### [PROBLEM TO WORK ON]
Lift out each line of the data that holds "насухо".

··· DATA IN THIS EXERCISE

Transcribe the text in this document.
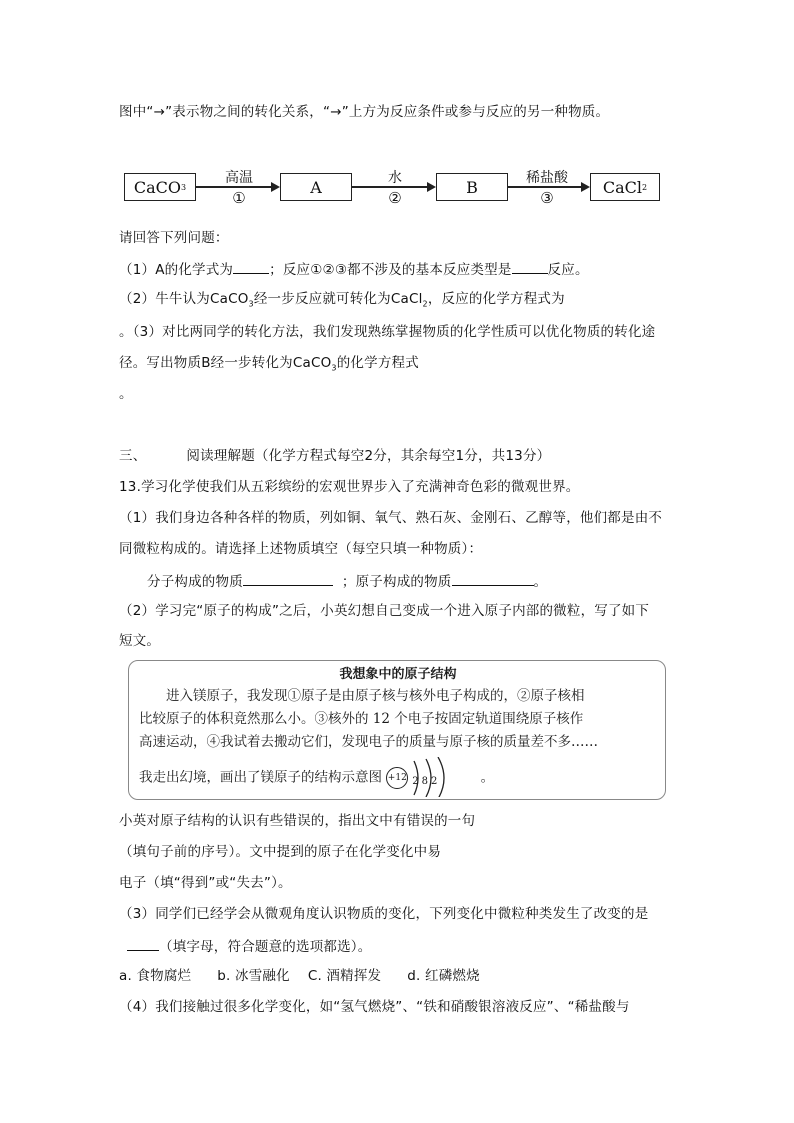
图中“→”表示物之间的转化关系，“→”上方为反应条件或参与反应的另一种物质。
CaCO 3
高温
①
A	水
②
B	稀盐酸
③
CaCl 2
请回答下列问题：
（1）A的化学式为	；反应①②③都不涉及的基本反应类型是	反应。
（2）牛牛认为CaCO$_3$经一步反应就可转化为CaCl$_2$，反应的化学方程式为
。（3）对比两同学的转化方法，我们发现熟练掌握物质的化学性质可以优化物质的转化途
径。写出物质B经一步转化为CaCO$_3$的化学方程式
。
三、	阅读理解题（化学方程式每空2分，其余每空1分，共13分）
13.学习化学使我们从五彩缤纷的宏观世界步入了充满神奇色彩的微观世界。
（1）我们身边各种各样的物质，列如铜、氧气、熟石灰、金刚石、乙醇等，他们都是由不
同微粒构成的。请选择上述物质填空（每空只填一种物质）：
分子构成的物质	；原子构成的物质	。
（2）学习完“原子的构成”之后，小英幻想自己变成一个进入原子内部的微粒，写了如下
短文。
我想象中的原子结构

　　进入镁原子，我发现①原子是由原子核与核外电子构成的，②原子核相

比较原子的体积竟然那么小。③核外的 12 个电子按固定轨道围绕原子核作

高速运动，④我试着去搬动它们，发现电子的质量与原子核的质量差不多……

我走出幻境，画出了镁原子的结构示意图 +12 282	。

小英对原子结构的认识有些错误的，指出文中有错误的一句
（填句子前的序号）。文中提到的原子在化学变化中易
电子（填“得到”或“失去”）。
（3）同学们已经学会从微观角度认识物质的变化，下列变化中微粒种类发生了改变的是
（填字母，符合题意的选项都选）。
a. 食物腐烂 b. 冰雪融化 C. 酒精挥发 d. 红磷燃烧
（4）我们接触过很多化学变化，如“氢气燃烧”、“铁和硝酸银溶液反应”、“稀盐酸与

······
··· DATA IN THIS EXERCISE

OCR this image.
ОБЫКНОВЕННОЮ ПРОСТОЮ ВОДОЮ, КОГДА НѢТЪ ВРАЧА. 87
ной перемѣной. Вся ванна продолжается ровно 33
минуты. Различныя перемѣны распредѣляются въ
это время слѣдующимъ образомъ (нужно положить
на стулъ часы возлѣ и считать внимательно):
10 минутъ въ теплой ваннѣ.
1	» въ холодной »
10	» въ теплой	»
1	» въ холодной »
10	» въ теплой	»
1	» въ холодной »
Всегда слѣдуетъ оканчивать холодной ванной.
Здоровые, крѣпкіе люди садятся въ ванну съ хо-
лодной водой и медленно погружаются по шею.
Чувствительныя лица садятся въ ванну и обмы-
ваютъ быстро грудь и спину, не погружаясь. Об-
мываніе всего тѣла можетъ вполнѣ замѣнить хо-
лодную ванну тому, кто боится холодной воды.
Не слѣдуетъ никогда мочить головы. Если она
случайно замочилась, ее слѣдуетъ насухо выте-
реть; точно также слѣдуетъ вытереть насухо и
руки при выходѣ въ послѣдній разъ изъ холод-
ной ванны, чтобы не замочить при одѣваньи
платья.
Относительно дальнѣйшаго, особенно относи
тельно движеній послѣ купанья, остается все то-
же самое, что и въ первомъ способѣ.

······

### [ANSWER TO THIS TASK]
случайно замочилась, ее слѣдуетъ насухо выте-
реть; точно также слѣдуетъ вытереть насухо и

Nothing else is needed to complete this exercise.